• [ENTRIES]:

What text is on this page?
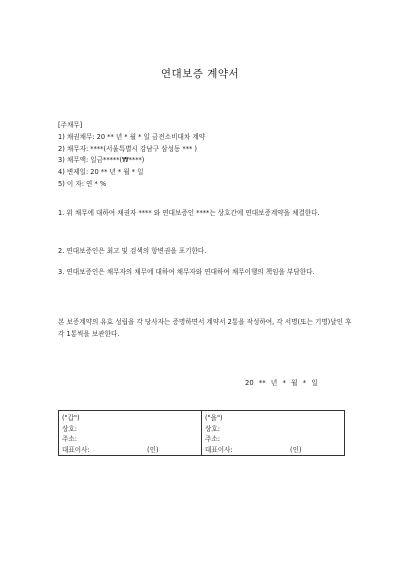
연대보증 계약서
[주채무]
1) 채권채무: 20 ** 년 * 월 * 일 금전소비대차 계약
2) 채무자: ****(서울특별시 강남구 삼성동 *** )
3) 채무액: 일금*****(₩****)
4) 변제일: 20 ** 년 * 월 * 일
5) 이 자: 연 * %
1. 위 채무에 대하여 채권자 **** 와 연대보증인 ****는 상호간에 연대보증계약을 체결한다.
2. 연대보증인은 최고 및 검색의 항변권을 포기한다.
3. 연대보증인은 채무자의 채무에 대하여 채무자와 연대하여 채무이행의 책임을 부담한다.
본 보증계약의 유효 성립을 각 당사자는 증명하면서 계약서 2통을 작성하여, 각 서명(또는 기명)날인 후 각 1통씩을 보관한다.
20 ** 년 * 월 * 일
("갑")
상호:
주소:
대표이사:	(인)
("을")
상호:
주소:
대표이사:	(인)
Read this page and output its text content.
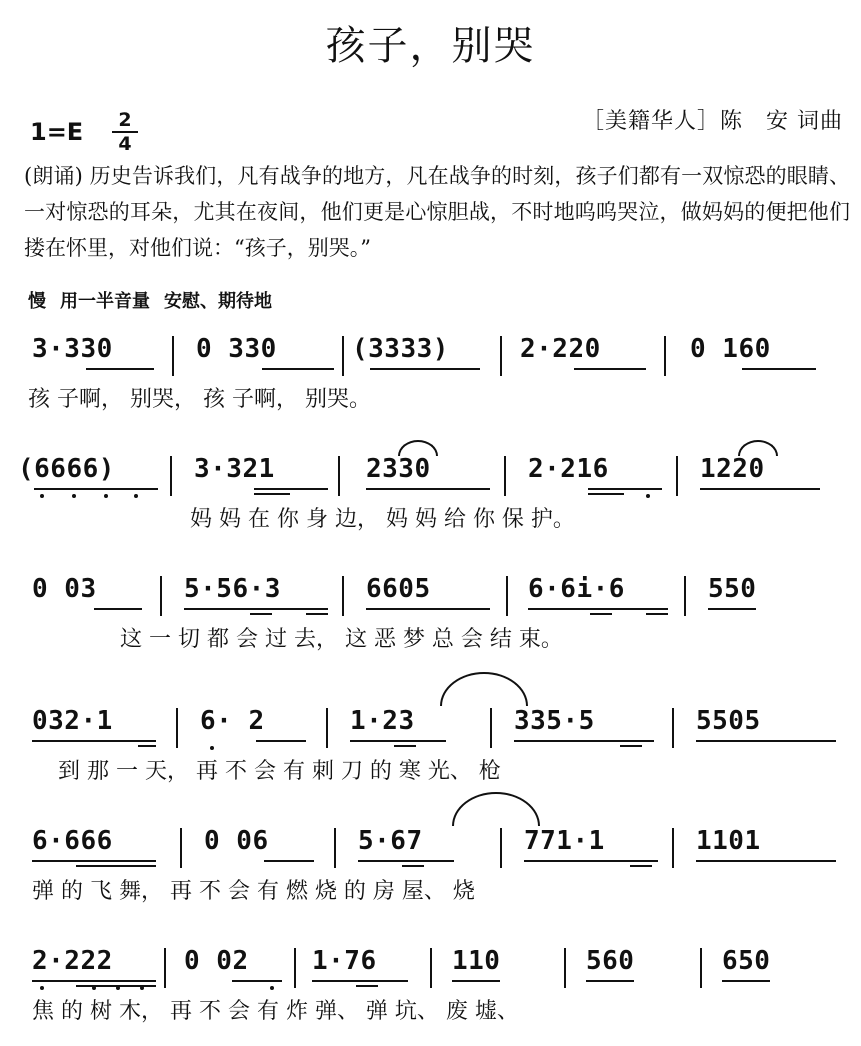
孩子，别哭
［美籍华人］陈　安 词曲
1=E	2
4
(朗诵) 历史告诉我们，凡有战争的地方，凡在战争的时刻，孩子们都有一双惊恐的眼睛、一对惊恐的耳朵，尤其在夜间，他们更是心惊胆战，不时地呜呜哭泣，做妈妈的便把他们搂在怀里，对他们说：“孩子，别哭。”
慢 用一半音量 安慰、期待地
3·330	0 330	(3333)	2·220	0 160
孩 子啊， 别哭， 孩 子啊， 别哭。
(6666)	3·321	2330	2·216	1220
妈 妈 在 你 身 边， 妈 妈 给 你 保 护。
0 03	5·56·3	6605	6·6i·6	550
这 一 切 都 会 过 去， 这 恶 梦 总 会 结 束。
032·1	6· 2	1·23	335·5	5505
到 那 一 天， 再 不 会 有 刺 刀 的 寒 光、 枪
6·666	0 06	5·67	771·1	1101
弹 的 飞 舞， 再 不 会 有 燃 烧 的 房 屋、 烧
2·222	0 02 1·76	110	560	650
焦 的 树 木， 再 不 会 有 炸 弹、 弹 坑、 废 墟、
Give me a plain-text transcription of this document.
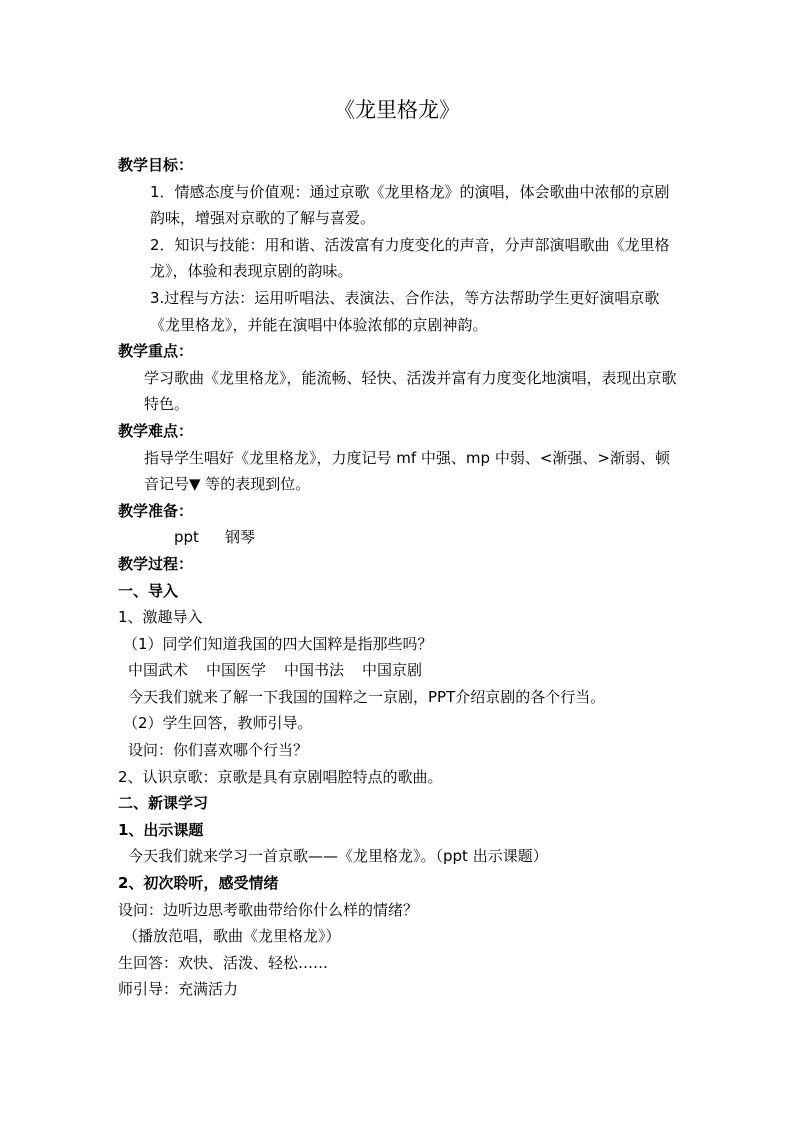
《龙里格龙》

教学目标：

1．情感态度与价值观：通过京歌《龙里格龙》的演唱，体会歌曲中浓郁的京剧韵味，增强对京歌的了解与喜爱。

2．知识与技能：用和谐、活泼富有力度变化的声音，分声部演唱歌曲《龙里格龙》，体验和表现京剧的韵味。

3.过程与方法：运用听唱法、表演法、合作法，等方法帮助学生更好演唱京歌《龙里格龙》，并能在演唱中体验浓郁的京剧神韵。

教学重点：

学习歌曲《龙里格龙》，能流畅、轻快、活泼并富有力度变化地演唱，表现出京歌特色。

教学难点：

指导学生唱好《龙里格龙》，力度记号 mf 中强、mp 中弱、<渐强、>渐弱、顿音记号▼ 等的表现到位。

教学准备：

ppt 钢琴

教学过程：

一、导入

1、激趣导入

（1）同学们知道我国的四大国粹是指那些吗？

中国武术 中国医学 中国书法 中国京剧

今天我们就来了解一下我国的国粹之一京剧，PPT介绍京剧的各个行当。

（2）学生回答，教师引导。

设问：你们喜欢哪个行当？

2、认识京歌：京歌是具有京剧唱腔特点的歌曲。

二、新课学习

1、出示课题

今天我们就来学习一首京歌——《龙里格龙》。（ppt 出示课题）

2、初次聆听，感受情绪

设问：边听边思考歌曲带给你什么样的情绪？

（播放范唱，歌曲《龙里格龙》）

生回答：欢快、活泼、轻松……

师引导：充满活力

• [WHAT YOU HAVE TO DO]:
Go through the listing above and return every line where the word "page" occurs.

• [ANSWER TO THIS PROBLEM]:
What text is on this page?
Read this page and output its text content.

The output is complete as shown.